- PROBLEM DETAILS: Take the material and output all of it exactly.

- SUPPLIED ENTRIES:
----------
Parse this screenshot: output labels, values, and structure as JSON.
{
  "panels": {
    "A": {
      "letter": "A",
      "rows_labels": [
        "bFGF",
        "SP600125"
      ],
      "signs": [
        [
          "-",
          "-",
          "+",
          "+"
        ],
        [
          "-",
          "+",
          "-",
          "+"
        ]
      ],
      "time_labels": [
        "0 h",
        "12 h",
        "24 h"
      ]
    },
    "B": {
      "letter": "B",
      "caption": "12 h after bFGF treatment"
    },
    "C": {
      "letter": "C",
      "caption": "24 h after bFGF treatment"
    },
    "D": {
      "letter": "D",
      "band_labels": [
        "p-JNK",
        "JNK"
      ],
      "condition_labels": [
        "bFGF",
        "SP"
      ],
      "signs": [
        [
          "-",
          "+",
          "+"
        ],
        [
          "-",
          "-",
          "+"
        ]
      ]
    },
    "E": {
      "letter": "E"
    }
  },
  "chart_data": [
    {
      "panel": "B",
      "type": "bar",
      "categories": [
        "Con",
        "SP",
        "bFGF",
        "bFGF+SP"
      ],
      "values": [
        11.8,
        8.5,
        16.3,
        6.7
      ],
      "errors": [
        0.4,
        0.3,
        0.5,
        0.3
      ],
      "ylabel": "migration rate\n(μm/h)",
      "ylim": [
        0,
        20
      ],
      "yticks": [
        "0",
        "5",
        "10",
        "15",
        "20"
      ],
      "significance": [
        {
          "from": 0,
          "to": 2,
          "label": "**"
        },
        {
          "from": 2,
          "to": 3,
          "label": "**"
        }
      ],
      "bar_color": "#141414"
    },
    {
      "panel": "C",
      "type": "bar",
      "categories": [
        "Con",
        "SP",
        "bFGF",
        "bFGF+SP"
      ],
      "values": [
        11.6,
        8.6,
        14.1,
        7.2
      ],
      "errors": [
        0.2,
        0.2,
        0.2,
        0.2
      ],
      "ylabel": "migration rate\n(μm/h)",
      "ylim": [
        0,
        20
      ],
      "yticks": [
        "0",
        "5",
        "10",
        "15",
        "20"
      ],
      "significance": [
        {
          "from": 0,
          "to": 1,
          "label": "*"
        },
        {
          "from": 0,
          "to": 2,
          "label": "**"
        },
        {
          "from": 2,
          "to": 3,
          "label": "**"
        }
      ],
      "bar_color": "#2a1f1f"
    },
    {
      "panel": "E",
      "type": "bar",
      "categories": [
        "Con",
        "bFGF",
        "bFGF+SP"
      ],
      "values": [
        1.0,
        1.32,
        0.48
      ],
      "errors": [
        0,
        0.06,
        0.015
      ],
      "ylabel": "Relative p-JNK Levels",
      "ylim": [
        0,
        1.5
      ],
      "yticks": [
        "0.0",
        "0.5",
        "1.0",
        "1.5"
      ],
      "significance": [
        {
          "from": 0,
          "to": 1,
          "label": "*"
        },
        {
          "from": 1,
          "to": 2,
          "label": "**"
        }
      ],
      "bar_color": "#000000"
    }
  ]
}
----------
- EXERCISE ANSWER:
Parse this screenshot: output labels, values, and structure as JSON.
{
  "panels": {
    "A": {
      "letter": "A",
      "rows_labels": [
        "bFGF",
        "SP600125"
      ],
      "signs": [
        [
          "-",
          "-",
          "+",
          "+"
        ],
        [
          "-",
          "+",
          "-",
          "+"
        ]
      ],
      "time_labels": [
        "0 h",
        "12 h",
        "24 h"
      ]
    },
    "B": {
      "letter": "B",
      "caption": "12 h after bFGF treatment"
    },
    "C": {
      "letter": "C",
      "caption": "24 h after bFGF treatment"
    },
    "D": {
      "letter": "D",
      "band_labels": [
        "p-JNK",
        "JNK"
      ],
      "condition_labels": [
        "bFGF",
        "SP"
      ],
      "signs": [
        [
          "-",
          "+",
          "+"
        ],
        [
          "-",
          "-",
          "+"
        ]
      ]
    },
    "E": {
      "letter": "E"
    }
  },
  "chart_data": [
    {
      "panel": "B",
      "type": "bar",
      "categories": [
        "Con",
        "SP",
        "bFGF",
        "bFGF+SP"
      ],
      "values": [
        11.8,
        8.5,
        16.3,
        6.7
      ],
      "errors": [
        0.4,
        0.3,
        0.5,
        0.3
      ],
      "ylabel": "migration rate\n(μm/h)",
      "ylim": [
        0,
        20
      ],
      "yticks": [
        "0",
        "5",
        "10",
        "15",
        "20"
      ],
      "significance": [
        {
          "from": 0,
          "to": 2,
          "label": "**"
        },
        {
          "from": 2,
          "to": 3,
          "label": "**"
        }
      ],
      "bar_color": "#141414"
    },
    {
      "panel": "C",
      "type": "bar",
      "categories": [
        "Con",
        "SP",
        "bFGF",
        "bFGF+SP"
      ],
      "values": [
        11.6,
        8.6,
        14.1,
        7.2
      ],
      "errors": [
        0.2,
        0.2,
        0.2,
        0.2
      ],
      "ylabel": "migration rate\n(μm/h)",
      "ylim": [
        0,
        20
      ],
      "yticks": [
        "0",
        "5",
        "10",
        "15",
        "20"
      ],
      "significance": [
        {
          "from": 0,
          "to": 1,
          "label": "*"
        },
        {
          "from": 0,
          "to": 2,
          "label": "**"
        },
        {
          "from": 2,
          "to": 3,
          "label": "**"
        }
      ],
      "bar_color": "#2a1f1f"
    },
    {
      "panel": "E",
      "type": "bar",
      "categories": [
        "Con",
        "bFGF",
        "bFGF+SP"
      ],
      "values": [
        1.0,
        1.32,
        0.48
      ],
      "errors": [
        0,
        0.06,
        0.015
      ],
      "ylabel": "Relative p-JNK Levels",
      "ylim": [
        0,
        1.5
      ],
      "yticks": [
        "0.0",
        "0.5",
        "1.0",
        "1.5"
      ],
      "significance": [
        {
          "from": 0,
          "to": 1,
          "label": "*"
        },
        {
          "from": 1,
          "to": 2,
          "label": "**"
        }
      ],
      "bar_color": "#000000"
    }
  ]
}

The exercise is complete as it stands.